[Dataset excerpt]
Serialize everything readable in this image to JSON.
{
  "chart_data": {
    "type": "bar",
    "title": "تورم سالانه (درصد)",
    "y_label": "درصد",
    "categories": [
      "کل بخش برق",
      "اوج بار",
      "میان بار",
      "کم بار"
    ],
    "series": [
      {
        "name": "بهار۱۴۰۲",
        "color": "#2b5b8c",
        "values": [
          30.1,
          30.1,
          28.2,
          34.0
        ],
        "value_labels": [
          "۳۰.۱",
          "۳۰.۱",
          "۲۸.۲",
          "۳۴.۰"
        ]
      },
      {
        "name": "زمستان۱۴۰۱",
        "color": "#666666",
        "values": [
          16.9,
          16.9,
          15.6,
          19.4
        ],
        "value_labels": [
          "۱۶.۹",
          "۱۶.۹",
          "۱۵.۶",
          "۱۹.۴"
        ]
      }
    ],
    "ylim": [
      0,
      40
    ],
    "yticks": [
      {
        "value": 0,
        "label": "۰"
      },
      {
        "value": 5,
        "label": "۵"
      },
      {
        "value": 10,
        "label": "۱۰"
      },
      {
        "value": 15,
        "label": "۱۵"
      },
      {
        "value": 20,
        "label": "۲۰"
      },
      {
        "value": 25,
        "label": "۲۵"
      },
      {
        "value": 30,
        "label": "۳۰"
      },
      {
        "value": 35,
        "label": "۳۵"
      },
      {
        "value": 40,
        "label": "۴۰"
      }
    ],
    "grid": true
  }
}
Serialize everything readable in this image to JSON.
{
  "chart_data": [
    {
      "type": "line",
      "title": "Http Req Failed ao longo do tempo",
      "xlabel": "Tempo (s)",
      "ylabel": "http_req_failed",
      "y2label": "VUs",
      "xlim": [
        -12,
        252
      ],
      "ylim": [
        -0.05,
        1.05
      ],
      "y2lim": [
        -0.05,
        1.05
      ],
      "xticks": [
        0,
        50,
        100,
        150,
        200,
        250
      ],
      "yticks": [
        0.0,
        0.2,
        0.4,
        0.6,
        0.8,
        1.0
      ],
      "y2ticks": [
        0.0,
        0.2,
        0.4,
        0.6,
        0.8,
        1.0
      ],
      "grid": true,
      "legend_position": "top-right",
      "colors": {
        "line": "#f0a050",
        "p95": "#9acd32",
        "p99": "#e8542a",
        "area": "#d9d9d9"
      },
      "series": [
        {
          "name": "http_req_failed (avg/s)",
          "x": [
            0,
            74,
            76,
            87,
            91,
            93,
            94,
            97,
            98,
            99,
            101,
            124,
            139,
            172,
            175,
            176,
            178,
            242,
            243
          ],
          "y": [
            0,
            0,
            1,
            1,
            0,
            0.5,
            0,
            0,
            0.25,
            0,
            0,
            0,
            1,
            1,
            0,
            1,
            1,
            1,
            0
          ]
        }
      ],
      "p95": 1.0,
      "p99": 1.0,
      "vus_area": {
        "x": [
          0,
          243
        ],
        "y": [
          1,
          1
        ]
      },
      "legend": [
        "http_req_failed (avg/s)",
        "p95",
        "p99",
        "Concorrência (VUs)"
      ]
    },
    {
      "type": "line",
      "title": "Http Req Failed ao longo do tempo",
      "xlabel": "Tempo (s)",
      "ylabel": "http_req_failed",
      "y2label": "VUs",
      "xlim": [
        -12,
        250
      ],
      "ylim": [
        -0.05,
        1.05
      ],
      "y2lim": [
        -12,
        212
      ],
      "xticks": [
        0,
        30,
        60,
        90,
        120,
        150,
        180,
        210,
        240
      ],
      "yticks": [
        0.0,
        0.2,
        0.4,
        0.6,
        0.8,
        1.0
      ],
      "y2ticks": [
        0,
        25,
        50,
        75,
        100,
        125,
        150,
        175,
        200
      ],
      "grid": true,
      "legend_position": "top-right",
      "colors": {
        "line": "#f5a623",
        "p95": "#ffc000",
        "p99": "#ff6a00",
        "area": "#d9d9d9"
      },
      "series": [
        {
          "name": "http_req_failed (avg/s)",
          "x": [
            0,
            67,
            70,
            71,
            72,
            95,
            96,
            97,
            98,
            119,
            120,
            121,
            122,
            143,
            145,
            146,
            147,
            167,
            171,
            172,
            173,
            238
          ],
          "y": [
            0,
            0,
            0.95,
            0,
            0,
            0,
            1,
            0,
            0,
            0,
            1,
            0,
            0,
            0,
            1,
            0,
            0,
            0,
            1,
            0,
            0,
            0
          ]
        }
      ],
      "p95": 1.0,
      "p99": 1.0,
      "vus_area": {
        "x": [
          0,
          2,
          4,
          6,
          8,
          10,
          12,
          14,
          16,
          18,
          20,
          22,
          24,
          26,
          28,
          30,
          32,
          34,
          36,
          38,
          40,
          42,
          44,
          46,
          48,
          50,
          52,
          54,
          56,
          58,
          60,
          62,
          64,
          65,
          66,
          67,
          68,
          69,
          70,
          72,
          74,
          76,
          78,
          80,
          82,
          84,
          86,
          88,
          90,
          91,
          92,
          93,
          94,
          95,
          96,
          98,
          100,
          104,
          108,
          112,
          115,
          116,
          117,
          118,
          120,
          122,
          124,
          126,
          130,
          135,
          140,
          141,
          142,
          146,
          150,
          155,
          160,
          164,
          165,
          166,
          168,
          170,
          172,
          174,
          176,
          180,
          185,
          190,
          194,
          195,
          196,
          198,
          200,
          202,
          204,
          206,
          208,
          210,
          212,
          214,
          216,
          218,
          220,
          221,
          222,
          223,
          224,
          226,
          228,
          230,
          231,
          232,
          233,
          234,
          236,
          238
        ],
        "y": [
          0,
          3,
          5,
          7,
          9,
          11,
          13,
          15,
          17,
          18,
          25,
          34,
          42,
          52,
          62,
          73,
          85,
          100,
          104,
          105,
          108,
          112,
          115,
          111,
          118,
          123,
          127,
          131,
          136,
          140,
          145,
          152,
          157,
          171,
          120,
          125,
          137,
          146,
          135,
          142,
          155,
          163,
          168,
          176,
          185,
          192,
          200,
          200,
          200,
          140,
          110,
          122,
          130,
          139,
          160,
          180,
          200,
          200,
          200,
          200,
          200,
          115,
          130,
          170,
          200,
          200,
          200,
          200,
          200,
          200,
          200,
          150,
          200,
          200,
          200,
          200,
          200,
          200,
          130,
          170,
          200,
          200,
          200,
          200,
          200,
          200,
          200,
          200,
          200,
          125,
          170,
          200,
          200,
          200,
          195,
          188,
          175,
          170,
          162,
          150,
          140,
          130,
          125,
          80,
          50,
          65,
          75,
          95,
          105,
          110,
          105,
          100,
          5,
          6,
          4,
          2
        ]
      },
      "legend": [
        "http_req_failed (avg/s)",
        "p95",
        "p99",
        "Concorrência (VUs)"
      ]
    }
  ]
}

*TASK PROMPT*
Each line above is to be repeated exactly.

*RESPONSE TO THE TASK*
Serialize everything readable in this image to JSON.
{
  "chart_data": {
    "type": "bar",
    "title": "تورم سالانه (درصد)",
    "y_label": "درصد",
    "categories": [
      "کل بخش برق",
      "اوج بار",
      "میان بار",
      "کم بار"
    ],
    "series": [
      {
        "name": "بهار۱۴۰۲",
        "color": "#2b5b8c",
        "values": [
          30.1,
          30.1,
          28.2,
          34.0
        ],
        "value_labels": [
          "۳۰.۱",
          "۳۰.۱",
          "۲۸.۲",
          "۳۴.۰"
        ]
      },
      {
        "name": "زمستان۱۴۰۱",
        "color": "#666666",
        "values": [
          16.9,
          16.9,
          15.6,
          19.4
        ],
        "value_labels": [
          "۱۶.۹",
          "۱۶.۹",
          "۱۵.۶",
          "۱۹.۴"
        ]
      }
    ],
    "ylim": [
      0,
      40
    ],
    "yticks": [
      {
        "value": 0,
        "label": "۰"
      },
      {
        "value": 5,
        "label": "۵"
      },
      {
        "value": 10,
        "label": "۱۰"
      },
      {
        "value": 15,
        "label": "۱۵"
      },
      {
        "value": 20,
        "label": "۲۰"
      },
      {
        "value": 25,
        "label": "۲۵"
      },
      {
        "value": 30,
        "label": "۳۰"
      },
      {
        "value": 35,
        "label": "۳۵"
      },
      {
        "value": 40,
        "label": "۴۰"
      }
    ],
    "grid": true
  }
}
Serialize everything readable in this image to JSON.
{
  "chart_data": [
    {
      "type": "line",
      "title": "Http Req Failed ao longo do tempo",
      "xlabel": "Tempo (s)",
      "ylabel": "http_req_failed",
      "y2label": "VUs",
      "xlim": [
        -12,
        252
      ],
      "ylim": [
        -0.05,
        1.05
      ],
      "y2lim": [
        -0.05,
        1.05
      ],
      "xticks": [
        0,
        50,
        100,
        150,
        200,
        250
      ],
      "yticks": [
        0.0,
        0.2,
        0.4,
        0.6,
        0.8,
        1.0
      ],
      "y2ticks": [
        0.0,
        0.2,
        0.4,
        0.6,
        0.8,
        1.0
      ],
      "grid": true,
      "legend_position": "top-right",
      "colors": {
        "line": "#f0a050",
        "p95": "#9acd32",
        "p99": "#e8542a",
        "area": "#d9d9d9"
      },
      "series": [
        {
          "name": "http_req_failed (avg/s)",
          "x": [
            0,
            74,
            76,
            87,
            91,
            93,
            94,
            97,
            98,
            99,
            101,
            124,
            139,
            172,
            175,
            176,
            178,
            242,
            243
          ],
          "y": [
            0,
            0,
            1,
            1,
            0,
            0.5,
            0,
            0,
            0.25,
            0,
            0,
            0,
            1,
            1,
            0,
            1,
            1,
            1,
            0
          ]
        }
      ],
      "p95": 1.0,
      "p99": 1.0,
      "vus_area": {
        "x": [
          0,
          243
        ],
        "y": [
          1,
          1
        ]
      },
      "legend": [
        "http_req_failed (avg/s)",
        "p95",
        "p99",
        "Concorrência (VUs)"
      ]
    },
    {
      "type": "line",
      "title": "Http Req Failed ao longo do tempo",
      "xlabel": "Tempo (s)",
      "ylabel": "http_req_failed",
      "y2label": "VUs",
      "xlim": [
        -12,
        250
      ],
      "ylim": [
        -0.05,
        1.05
      ],
      "y2lim": [
        -12,
        212
      ],
      "xticks": [
        0,
        30,
        60,
        90,
        120,
        150,
        180,
        210,
        240
      ],
      "yticks": [
        0.0,
        0.2,
        0.4,
        0.6,
        0.8,
        1.0
      ],
      "y2ticks": [
        0,
        25,
        50,
        75,
        100,
        125,
        150,
        175,
        200
      ],
      "grid": true,
      "legend_position": "top-right",
      "colors": {
        "line": "#f5a623",
        "p95": "#ffc000",
        "p99": "#ff6a00",
        "area": "#d9d9d9"
      },
      "series": [
        {
          "name": "http_req_failed (avg/s)",
          "x": [
            0,
            67,
            70,
            71,
            72,
            95,
            96,
            97,
            98,
            119,
            120,
            121,
            122,
            143,
            145,
            146,
            147,
            167,
            171,
            172,
            173,
            238
          ],
          "y": [
            0,
            0,
            0.95,
            0,
            0,
            0,
            1,
            0,
            0,
            0,
            1,
            0,
            0,
            0,
            1,
            0,
            0,
            0,
            1,
            0,
            0,
            0
          ]
        }
      ],
      "p95": 1.0,
      "p99": 1.0,
      "vus_area": {
        "x": [
          0,
          2,
          4,
          6,
          8,
          10,
          12,
          14,
          16,
          18,
          20,
          22,
          24,
          26,
          28,
          30,
          32,
          34,
          36,
          38,
          40,
          42,
          44,
          46,
          48,
          50,
          52,
          54,
          56,
          58,
          60,
          62,
          64,
          65,
          66,
          67,
          68,
          69,
          70,
          72,
          74,
          76,
          78,
          80,
          82,
          84,
          86,
          88,
          90,
          91,
          92,
          93,
          94,
          95,
          96,
          98,
          100,
          104,
          108,
          112,
          115,
          116,
          117,
          118,
          120,
          122,
          124,
          126,
          130,
          135,
          140,
          141,
          142,
          146,
          150,
          155,
          160,
          164,
          165,
          166,
          168,
          170,
          172,
          174,
          176,
          180,
          185,
          190,
          194,
          195,
          196,
          198,
          200,
          202,
          204,
          206,
          208,
          210,
          212,
          214,
          216,
          218,
          220,
          221,
          222,
          223,
          224,
          226,
          228,
          230,
          231,
          232,
          233,
          234,
          236,
          238
        ],
        "y": [
          0,
          3,
          5,
          7,
          9,
          11,
          13,
          15,
          17,
          18,
          25,
          34,
          42,
          52,
          62,
          73,
          85,
          100,
          104,
          105,
          108,
          112,
          115,
          111,
          118,
          123,
          127,
          131,
          136,
          140,
          145,
          152,
          157,
          171,
          120,
          125,
          137,
          146,
          135,
          142,
          155,
          163,
          168,
          176,
          185,
          192,
          200,
          200,
          200,
          140,
          110,
          122,
          130,
          139,
          160,
          180,
          200,
          200,
          200,
          200,
          200,
          115,
          130,
          170,
          200,
          200,
          200,
          200,
          200,
          200,
          200,
          150,
          200,
          200,
          200,
          200,
          200,
          200,
          130,
          170,
          200,
          200,
          200,
          200,
          200,
          200,
          200,
          200,
          200,
          125,
          170,
          200,
          200,
          200,
          195,
          188,
          175,
          170,
          162,
          150,
          140,
          130,
          125,
          80,
          50,
          65,
          75,
          95,
          105,
          110,
          105,
          100,
          5,
          6,
          4,
          2
        ]
      },
      "legend": [
        "http_req_failed (avg/s)",
        "p95",
        "p99",
        "Concorrência (VUs)"
      ]
    }
  ]
}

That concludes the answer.